Aim of the exercise
Write out all records as given; omit images.

>> BEGIN Stored rows

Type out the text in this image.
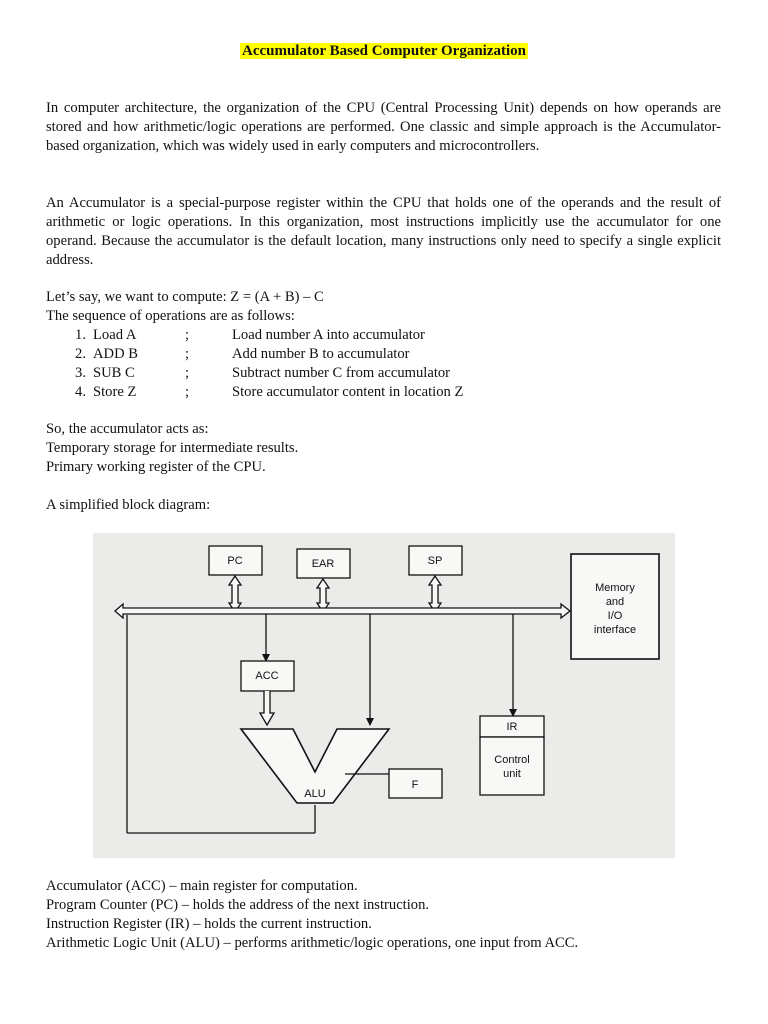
Accumulator Based Computer Organization

In computer architecture, the organization of the CPU (Central Processing Unit) depends on how operands are stored and how arithmetic/logic operations are performed. One classic and simple approach is the Accumulator-based organization, which was widely used in early computers and microcontrollers.

An Accumulator is a special-purpose register within the CPU that holds one of the operands and the result of arithmetic or logic operations. In this organization, most instructions implicitly use the accumulator for one operand. Because the accumulator is the default location, many instructions only need to specify a single explicit address.

Let’s say, we want to compute: Z = (A + B) – C
The sequence of operations are as follows:
1. Load A	;	Load number A into accumulator
2. ADD B	;	Add number B to accumulator
3. SUB C	;	Subtract number C from accumulator
4. Store Z	;	Store accumulator content in location Z
So, the accumulator acts as:
Temporary storage for intermediate results.
Primary working register of the CPU.
A simplified block diagram:
PC	EAR	SP
Memory
and
I/O
interface
ACC
IR
Control
unit
F
ALU
Accumulator (ACC) – main register for computation.
Program Counter (PC) – holds the address of the next instruction.
Instruction Register (IR) – holds the current instruction.
Arithmetic Logic Unit (ALU) – performs arithmetic/logic operations, one input from ACC.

>> END Stored rows

The result
Type out the text in this image.
Accumulator Based Computer Organization

In computer architecture, the organization of the CPU (Central Processing Unit) depends on how operands are stored and how arithmetic/logic operations are performed. One classic and simple approach is the Accumulator-based organization, which was widely used in early computers and microcontrollers.

An Accumulator is a special-purpose register within the CPU that holds one of the operands and the result of arithmetic or logic operations. In this organization, most instructions implicitly use the accumulator for one operand. Because the accumulator is the default location, many instructions only need to specify a single explicit address.

Let’s say, we want to compute: Z = (A + B) – C
The sequence of operations are as follows:
1. Load A	;	Load number A into accumulator
2. ADD B	;	Add number B to accumulator
3. SUB C	;	Subtract number C from accumulator
4. Store Z	;	Store accumulator content in location Z
So, the accumulator acts as:
Temporary storage for intermediate results.
Primary working register of the CPU.
A simplified block diagram:
PC	EAR	SP
Memory
and
I/O
interface
ACC
IR
Control
unit
F
ALU
Accumulator (ACC) – main register for computation.
Program Counter (PC) – holds the address of the next instruction.
Instruction Register (IR) – holds the current instruction.
Arithmetic Logic Unit (ALU) – performs arithmetic/logic operations, one input from ACC.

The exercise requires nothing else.